Goal: Copy each line in the data that includes the word "from".

Given records:
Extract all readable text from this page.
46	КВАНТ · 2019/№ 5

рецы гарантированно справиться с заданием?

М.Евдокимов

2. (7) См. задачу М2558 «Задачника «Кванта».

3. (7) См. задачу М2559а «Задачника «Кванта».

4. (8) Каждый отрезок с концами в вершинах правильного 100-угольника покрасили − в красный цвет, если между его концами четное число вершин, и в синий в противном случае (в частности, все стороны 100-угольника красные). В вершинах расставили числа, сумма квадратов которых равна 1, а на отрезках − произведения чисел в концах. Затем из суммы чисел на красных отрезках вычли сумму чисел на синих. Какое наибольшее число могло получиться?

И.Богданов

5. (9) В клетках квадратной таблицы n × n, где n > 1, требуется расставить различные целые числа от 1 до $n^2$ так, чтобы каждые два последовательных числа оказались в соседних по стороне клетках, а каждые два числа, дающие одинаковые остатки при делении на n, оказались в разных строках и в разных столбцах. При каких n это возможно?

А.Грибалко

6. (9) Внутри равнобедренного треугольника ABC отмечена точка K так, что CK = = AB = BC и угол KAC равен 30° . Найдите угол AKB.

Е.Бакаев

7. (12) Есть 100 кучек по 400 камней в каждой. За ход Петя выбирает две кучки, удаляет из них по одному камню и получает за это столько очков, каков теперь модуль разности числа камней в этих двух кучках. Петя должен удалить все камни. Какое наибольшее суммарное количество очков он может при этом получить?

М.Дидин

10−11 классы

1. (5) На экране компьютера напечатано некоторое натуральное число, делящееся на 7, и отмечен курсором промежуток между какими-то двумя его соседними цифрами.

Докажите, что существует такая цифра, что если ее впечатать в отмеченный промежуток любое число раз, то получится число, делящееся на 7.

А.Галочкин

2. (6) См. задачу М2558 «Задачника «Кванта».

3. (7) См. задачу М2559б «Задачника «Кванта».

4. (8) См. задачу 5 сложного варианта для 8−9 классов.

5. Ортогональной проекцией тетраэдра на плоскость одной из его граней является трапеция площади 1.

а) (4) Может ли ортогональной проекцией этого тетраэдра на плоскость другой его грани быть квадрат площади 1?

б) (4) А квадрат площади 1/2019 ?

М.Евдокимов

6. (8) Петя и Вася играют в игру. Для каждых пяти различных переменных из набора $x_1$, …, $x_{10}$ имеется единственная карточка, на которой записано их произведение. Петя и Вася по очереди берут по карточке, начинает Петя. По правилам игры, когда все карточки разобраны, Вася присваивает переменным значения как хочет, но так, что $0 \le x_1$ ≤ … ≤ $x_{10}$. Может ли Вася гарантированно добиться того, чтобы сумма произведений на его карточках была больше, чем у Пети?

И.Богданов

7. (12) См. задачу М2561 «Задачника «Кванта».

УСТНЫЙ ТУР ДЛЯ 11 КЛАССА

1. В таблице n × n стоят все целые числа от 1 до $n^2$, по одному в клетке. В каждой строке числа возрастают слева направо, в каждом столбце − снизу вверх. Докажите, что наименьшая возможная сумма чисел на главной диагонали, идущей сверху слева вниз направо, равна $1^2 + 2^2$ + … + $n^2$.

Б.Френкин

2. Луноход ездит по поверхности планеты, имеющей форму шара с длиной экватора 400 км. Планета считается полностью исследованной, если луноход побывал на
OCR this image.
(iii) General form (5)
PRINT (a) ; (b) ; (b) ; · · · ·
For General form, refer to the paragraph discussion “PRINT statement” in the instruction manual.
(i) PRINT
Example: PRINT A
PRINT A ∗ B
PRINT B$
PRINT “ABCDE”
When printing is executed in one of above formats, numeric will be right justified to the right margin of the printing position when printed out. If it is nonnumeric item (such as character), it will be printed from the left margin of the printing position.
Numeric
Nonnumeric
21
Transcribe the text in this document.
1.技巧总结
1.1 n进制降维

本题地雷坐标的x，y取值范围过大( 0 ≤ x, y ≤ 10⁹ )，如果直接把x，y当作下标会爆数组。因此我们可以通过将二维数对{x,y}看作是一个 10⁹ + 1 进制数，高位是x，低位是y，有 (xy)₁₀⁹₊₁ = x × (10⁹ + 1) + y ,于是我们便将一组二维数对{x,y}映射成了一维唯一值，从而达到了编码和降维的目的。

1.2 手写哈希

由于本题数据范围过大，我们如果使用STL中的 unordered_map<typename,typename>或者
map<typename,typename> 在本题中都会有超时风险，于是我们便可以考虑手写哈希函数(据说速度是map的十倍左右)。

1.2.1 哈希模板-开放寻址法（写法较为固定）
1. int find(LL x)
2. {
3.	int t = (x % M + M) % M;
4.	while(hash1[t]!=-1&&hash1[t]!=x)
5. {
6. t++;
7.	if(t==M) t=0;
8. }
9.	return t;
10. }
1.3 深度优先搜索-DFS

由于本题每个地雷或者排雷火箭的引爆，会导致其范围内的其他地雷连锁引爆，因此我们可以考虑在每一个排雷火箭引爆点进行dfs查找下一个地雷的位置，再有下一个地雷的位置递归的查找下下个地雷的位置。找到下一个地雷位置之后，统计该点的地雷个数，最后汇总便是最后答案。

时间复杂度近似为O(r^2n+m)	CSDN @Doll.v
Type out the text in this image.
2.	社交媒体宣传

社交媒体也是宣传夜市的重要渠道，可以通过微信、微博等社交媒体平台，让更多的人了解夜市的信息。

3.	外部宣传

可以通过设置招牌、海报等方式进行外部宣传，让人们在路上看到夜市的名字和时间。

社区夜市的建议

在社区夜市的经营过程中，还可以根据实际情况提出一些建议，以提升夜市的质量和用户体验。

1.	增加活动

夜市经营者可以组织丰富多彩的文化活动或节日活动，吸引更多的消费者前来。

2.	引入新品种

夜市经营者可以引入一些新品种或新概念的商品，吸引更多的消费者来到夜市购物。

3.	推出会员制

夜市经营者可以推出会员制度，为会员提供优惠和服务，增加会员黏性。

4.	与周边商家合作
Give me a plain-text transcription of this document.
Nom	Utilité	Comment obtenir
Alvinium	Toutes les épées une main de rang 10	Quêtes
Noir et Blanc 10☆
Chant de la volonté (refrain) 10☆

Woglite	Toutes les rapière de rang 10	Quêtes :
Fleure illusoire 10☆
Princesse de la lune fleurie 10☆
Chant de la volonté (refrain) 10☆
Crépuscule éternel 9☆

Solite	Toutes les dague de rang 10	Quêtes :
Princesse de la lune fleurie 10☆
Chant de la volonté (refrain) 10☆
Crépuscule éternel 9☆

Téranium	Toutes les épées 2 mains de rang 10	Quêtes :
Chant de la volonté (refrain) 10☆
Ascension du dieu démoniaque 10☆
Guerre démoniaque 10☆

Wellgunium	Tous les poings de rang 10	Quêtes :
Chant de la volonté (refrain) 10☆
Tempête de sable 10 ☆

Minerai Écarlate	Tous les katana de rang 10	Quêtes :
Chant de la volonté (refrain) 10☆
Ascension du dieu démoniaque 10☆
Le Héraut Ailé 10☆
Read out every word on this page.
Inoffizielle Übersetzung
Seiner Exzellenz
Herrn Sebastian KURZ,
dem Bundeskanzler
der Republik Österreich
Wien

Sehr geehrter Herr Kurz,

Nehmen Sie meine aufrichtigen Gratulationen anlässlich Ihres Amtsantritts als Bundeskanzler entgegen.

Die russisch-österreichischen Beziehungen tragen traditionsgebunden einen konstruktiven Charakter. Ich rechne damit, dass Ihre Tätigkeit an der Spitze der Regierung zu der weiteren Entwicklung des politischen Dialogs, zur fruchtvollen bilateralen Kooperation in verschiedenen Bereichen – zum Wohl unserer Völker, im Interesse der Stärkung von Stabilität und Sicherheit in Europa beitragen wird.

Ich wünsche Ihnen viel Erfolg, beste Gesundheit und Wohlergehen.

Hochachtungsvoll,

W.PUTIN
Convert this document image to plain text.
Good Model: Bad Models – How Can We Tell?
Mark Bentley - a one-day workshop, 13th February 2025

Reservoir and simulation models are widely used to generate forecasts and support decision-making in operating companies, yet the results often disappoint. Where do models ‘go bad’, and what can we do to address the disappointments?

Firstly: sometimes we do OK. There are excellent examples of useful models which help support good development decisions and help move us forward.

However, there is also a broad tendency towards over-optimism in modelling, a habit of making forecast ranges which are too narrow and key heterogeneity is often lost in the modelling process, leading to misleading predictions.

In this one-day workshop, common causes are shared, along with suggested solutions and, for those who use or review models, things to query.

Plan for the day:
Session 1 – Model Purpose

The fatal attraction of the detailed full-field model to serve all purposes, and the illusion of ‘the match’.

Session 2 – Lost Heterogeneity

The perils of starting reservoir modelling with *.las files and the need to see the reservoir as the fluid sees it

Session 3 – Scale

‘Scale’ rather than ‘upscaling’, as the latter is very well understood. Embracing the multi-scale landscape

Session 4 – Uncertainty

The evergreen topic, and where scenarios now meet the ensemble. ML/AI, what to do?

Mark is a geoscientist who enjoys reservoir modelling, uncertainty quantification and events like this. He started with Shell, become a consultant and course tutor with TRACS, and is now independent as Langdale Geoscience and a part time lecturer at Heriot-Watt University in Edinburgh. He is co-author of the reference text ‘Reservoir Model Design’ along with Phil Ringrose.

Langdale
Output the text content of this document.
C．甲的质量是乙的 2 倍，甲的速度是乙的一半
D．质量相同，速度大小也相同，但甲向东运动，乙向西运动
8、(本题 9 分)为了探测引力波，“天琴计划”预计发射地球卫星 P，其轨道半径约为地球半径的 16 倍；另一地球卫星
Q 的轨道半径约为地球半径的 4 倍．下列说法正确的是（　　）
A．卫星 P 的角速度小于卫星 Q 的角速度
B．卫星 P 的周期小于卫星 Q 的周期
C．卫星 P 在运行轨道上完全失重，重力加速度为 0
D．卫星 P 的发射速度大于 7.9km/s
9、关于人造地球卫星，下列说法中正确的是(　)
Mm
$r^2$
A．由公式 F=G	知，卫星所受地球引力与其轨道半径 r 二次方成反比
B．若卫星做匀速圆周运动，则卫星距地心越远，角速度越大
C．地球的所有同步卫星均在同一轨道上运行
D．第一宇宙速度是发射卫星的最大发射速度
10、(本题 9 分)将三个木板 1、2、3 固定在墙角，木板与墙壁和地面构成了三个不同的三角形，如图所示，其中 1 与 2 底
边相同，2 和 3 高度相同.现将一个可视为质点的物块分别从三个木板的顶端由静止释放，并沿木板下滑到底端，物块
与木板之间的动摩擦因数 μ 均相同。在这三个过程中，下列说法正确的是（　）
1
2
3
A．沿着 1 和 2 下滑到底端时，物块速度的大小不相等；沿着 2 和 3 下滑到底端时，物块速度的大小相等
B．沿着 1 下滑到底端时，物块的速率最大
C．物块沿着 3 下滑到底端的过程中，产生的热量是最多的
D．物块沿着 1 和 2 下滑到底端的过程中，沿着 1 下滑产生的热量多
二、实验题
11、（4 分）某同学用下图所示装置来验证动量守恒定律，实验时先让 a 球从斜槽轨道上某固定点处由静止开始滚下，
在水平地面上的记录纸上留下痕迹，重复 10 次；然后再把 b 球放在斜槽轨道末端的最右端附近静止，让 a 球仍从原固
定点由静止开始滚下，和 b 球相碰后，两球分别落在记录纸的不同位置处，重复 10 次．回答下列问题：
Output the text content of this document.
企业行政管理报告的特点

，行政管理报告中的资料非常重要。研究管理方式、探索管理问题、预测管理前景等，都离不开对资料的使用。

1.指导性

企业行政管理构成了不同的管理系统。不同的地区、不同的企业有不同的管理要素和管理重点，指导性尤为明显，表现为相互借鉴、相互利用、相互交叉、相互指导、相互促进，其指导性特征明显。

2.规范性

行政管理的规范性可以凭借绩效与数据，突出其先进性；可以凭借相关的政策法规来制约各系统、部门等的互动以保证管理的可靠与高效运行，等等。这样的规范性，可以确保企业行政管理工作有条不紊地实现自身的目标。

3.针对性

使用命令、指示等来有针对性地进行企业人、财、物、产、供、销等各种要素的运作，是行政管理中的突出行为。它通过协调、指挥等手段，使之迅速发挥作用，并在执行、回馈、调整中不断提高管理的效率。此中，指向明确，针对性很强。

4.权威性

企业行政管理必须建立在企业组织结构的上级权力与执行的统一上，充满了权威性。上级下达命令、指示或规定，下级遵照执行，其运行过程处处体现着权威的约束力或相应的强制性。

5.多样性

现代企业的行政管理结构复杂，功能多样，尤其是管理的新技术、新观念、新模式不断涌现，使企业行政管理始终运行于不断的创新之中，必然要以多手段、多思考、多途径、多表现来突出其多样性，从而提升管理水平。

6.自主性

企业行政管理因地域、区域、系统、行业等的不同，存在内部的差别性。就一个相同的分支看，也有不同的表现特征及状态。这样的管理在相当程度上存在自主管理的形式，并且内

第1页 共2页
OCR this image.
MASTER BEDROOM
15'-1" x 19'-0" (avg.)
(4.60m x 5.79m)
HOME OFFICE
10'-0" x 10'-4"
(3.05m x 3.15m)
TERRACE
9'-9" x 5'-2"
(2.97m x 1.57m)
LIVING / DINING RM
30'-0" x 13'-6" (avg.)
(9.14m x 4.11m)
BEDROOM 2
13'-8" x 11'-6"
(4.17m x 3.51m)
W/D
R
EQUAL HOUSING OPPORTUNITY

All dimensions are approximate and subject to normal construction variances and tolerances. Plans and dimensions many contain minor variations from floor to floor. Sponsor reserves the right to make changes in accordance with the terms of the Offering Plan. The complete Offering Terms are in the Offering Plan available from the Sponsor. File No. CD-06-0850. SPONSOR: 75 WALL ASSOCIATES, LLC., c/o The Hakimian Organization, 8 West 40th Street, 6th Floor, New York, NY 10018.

Written solution:
Extract all readable text from this page.
When printing is executed in one of above formats, numeric will be right justified to the right margin of the printing position when printed out. If it is nonnumeric item (such as character), it will be printed from the left margin of the printing position.
All dimensions are approximate and subject to normal construction variances and tolerances. Plans and dimensions many contain minor variations from floor to floor. Sponsor reserves the right to make changes in accordance with the terms of the Offering Plan. The complete Offering Terms are in the Offering Plan available from the Sponsor. File No. CD-06-0850. SPONSOR: 75 WALL ASSOCIATES, LLC., c/o The Hakimian Organization, 8 West 40th Street, 6th Floor, New York, NY 10018.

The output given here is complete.